◆ EXERCISE TASK:
Reproduce the listing below verbatim.

-------- SUPPLIED MATERIAL

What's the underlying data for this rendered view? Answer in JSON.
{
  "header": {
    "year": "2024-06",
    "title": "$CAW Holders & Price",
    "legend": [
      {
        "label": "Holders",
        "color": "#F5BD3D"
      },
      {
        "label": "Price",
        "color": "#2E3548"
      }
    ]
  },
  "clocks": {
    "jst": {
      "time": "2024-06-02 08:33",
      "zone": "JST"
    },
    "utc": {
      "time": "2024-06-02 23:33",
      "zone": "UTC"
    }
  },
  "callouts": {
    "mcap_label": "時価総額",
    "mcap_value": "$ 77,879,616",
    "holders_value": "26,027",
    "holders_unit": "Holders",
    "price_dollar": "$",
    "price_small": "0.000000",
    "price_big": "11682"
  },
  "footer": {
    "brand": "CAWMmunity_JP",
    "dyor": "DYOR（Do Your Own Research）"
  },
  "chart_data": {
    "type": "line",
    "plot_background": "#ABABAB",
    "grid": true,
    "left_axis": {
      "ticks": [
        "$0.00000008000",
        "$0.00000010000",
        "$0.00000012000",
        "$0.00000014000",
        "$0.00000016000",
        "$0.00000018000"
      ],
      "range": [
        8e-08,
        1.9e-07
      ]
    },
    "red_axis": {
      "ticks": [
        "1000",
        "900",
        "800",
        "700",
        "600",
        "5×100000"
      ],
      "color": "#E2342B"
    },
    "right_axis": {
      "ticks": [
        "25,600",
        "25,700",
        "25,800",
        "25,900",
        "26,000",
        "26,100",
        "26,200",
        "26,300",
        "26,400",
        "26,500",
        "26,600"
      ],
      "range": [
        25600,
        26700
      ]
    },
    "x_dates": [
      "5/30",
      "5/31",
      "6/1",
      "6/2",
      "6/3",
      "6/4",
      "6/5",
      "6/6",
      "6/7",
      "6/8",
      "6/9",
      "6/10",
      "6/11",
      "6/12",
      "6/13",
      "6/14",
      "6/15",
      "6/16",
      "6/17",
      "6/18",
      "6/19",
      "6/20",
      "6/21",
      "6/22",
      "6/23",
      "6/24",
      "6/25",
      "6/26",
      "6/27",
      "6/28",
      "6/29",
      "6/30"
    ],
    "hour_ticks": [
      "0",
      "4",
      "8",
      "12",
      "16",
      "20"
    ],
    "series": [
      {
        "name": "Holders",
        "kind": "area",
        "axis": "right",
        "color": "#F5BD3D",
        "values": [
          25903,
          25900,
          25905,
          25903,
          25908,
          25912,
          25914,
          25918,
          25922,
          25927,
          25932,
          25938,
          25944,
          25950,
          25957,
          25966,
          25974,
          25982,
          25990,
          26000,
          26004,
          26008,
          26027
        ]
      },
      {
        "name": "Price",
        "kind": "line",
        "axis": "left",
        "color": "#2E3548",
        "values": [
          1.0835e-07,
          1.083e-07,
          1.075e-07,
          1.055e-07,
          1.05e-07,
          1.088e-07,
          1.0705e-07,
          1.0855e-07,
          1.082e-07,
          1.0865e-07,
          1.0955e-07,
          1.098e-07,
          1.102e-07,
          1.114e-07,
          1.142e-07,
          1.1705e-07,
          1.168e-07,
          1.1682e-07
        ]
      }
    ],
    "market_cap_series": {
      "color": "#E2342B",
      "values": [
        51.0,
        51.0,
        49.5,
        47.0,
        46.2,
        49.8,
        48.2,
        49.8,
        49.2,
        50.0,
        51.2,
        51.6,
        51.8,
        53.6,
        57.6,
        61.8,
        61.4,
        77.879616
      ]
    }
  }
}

----------------

◆ WRITTEN RESPONSE:
What's the underlying data for this rendered view? Answer in JSON.
{
  "header": {
    "year": "2024-06",
    "title": "$CAW Holders & Price",
    "legend": [
      {
        "label": "Holders",
        "color": "#F5BD3D"
      },
      {
        "label": "Price",
        "color": "#2E3548"
      }
    ]
  },
  "clocks": {
    "jst": {
      "time": "2024-06-02 08:33",
      "zone": "JST"
    },
    "utc": {
      "time": "2024-06-02 23:33",
      "zone": "UTC"
    }
  },
  "callouts": {
    "mcap_label": "時価総額",
    "mcap_value": "$ 77,879,616",
    "holders_value": "26,027",
    "holders_unit": "Holders",
    "price_dollar": "$",
    "price_small": "0.000000",
    "price_big": "11682"
  },
  "footer": {
    "brand": "CAWMmunity_JP",
    "dyor": "DYOR（Do Your Own Research）"
  },
  "chart_data": {
    "type": "line",
    "plot_background": "#ABABAB",
    "grid": true,
    "left_axis": {
      "ticks": [
        "$0.00000008000",
        "$0.00000010000",
        "$0.00000012000",
        "$0.00000014000",
        "$0.00000016000",
        "$0.00000018000"
      ],
      "range": [
        8e-08,
        1.9e-07
      ]
    },
    "red_axis": {
      "ticks": [
        "1000",
        "900",
        "800",
        "700",
        "600",
        "5×100000"
      ],
      "color": "#E2342B"
    },
    "right_axis": {
      "ticks": [
        "25,600",
        "25,700",
        "25,800",
        "25,900",
        "26,000",
        "26,100",
        "26,200",
        "26,300",
        "26,400",
        "26,500",
        "26,600"
      ],
      "range": [
        25600,
        26700
      ]
    },
    "x_dates": [
      "5/30",
      "5/31",
      "6/1",
      "6/2",
      "6/3",
      "6/4",
      "6/5",
      "6/6",
      "6/7",
      "6/8",
      "6/9",
      "6/10",
      "6/11",
      "6/12",
      "6/13",
      "6/14",
      "6/15",
      "6/16",
      "6/17",
      "6/18",
      "6/19",
      "6/20",
      "6/21",
      "6/22",
      "6/23",
      "6/24",
      "6/25",
      "6/26",
      "6/27",
      "6/28",
      "6/29",
      "6/30"
    ],
    "hour_ticks": [
      "0",
      "4",
      "8",
      "12",
      "16",
      "20"
    ],
    "series": [
      {
        "name": "Holders",
        "kind": "area",
        "axis": "right",
        "color": "#F5BD3D",
        "values": [
          25903,
          25900,
          25905,
          25903,
          25908,
          25912,
          25914,
          25918,
          25922,
          25927,
          25932,
          25938,
          25944,
          25950,
          25957,
          25966,
          25974,
          25982,
          25990,
          26000,
          26004,
          26008,
          26027
        ]
      },
      {
        "name": "Price",
        "kind": "line",
        "axis": "left",
        "color": "#2E3548",
        "values": [
          1.0835e-07,
          1.083e-07,
          1.075e-07,
          1.055e-07,
          1.05e-07,
          1.088e-07,
          1.0705e-07,
          1.0855e-07,
          1.082e-07,
          1.0865e-07,
          1.0955e-07,
          1.098e-07,
          1.102e-07,
          1.114e-07,
          1.142e-07,
          1.1705e-07,
          1.168e-07,
          1.1682e-07
        ]
      }
    ],
    "market_cap_series": {
      "color": "#E2342B",
      "values": [
        51.0,
        51.0,
        49.5,
        47.0,
        46.2,
        49.8,
        48.2,
        49.8,
        49.2,
        50.0,
        51.2,
        51.6,
        51.8,
        53.6,
        57.6,
        61.8,
        61.4,
        77.879616
      ]
    }
  }
}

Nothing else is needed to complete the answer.